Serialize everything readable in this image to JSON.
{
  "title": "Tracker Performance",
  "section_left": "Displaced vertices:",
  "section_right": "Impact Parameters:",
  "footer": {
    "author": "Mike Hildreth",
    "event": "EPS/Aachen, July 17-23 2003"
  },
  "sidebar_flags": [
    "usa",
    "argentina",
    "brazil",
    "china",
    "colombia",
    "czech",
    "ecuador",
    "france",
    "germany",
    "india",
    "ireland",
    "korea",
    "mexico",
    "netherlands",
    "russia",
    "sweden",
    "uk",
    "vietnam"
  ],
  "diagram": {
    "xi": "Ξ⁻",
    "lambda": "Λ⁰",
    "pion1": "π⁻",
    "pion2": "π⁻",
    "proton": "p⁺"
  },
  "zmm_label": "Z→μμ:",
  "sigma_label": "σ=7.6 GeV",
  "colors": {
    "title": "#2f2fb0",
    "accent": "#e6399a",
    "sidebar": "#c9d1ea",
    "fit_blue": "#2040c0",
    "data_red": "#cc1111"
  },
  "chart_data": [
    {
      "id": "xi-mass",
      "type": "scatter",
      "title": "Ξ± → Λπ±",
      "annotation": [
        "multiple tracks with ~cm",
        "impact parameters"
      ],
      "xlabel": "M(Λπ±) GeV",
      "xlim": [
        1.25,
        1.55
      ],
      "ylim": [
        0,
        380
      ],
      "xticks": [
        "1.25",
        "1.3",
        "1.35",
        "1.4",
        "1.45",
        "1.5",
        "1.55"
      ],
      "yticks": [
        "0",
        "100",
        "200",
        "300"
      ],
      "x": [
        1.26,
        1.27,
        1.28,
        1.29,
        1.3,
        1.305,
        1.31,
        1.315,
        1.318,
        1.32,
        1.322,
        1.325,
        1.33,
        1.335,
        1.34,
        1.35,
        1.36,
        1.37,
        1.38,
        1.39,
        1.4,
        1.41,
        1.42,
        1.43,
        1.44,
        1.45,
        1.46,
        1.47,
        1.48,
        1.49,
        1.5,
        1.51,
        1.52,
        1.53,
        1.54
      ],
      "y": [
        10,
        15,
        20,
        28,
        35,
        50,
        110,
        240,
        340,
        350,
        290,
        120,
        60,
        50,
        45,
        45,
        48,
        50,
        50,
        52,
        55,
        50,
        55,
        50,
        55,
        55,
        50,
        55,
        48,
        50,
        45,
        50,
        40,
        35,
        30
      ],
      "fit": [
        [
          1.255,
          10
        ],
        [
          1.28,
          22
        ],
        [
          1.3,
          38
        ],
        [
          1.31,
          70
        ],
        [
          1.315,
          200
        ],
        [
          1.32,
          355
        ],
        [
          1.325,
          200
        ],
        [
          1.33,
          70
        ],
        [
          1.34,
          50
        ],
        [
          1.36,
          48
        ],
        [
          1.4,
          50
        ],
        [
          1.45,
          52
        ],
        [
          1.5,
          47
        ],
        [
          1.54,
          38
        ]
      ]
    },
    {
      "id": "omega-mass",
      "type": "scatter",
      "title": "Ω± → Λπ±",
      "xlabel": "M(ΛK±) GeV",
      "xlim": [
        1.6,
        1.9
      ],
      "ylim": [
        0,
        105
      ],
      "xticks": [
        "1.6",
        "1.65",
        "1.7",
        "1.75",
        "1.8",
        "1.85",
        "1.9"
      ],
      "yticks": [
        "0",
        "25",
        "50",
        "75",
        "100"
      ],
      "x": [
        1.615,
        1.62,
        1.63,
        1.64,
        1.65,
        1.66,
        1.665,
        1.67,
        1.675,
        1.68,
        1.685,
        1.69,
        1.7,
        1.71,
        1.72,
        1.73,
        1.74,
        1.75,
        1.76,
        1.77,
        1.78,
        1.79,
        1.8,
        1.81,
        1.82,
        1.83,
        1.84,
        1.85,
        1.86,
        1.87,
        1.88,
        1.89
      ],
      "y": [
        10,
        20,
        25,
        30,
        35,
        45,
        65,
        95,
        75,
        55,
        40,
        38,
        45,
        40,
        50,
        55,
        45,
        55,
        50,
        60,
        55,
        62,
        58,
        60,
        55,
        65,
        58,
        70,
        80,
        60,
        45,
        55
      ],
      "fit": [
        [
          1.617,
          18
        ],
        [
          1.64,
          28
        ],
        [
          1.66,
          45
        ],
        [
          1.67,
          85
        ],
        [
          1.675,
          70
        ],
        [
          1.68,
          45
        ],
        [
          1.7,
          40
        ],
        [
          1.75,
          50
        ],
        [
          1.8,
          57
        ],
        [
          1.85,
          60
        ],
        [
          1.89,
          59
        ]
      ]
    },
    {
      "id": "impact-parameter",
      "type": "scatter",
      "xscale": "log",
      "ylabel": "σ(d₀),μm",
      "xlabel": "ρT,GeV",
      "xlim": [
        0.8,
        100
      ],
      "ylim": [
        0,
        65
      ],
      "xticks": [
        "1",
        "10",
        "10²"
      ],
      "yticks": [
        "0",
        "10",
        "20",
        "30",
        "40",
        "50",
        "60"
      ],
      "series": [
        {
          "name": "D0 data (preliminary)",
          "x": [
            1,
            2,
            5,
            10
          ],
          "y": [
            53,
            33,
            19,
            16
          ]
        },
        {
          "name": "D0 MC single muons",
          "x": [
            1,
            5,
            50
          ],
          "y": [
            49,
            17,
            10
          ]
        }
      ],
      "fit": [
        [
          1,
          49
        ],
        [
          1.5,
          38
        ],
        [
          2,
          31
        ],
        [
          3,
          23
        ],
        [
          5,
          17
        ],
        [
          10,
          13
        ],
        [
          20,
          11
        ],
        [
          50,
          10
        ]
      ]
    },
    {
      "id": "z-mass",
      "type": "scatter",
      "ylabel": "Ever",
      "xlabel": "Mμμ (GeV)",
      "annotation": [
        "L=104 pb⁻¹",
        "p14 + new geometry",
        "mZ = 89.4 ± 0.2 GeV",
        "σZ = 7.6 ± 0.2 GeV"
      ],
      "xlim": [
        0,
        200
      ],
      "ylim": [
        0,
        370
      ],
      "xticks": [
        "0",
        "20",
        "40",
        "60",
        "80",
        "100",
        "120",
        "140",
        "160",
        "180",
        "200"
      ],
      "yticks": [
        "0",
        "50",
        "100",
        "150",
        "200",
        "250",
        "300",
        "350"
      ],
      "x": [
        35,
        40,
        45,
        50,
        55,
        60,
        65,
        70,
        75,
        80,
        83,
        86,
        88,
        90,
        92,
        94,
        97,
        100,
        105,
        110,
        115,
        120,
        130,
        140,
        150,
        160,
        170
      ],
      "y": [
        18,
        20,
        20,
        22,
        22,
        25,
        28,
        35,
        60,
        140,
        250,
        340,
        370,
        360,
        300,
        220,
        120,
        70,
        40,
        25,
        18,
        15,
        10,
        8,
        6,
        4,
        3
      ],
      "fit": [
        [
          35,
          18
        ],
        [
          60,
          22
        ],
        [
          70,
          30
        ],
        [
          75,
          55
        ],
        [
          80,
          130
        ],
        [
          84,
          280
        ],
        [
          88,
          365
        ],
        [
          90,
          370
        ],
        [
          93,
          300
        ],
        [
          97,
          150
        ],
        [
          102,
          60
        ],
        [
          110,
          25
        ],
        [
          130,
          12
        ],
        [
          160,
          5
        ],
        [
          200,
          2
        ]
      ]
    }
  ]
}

**What needs to be done**
Look through the material and copy each line that has "name".

**Correct result**
          "name": "D0 data (preliminary)",
          "name": "D0 MC single muons",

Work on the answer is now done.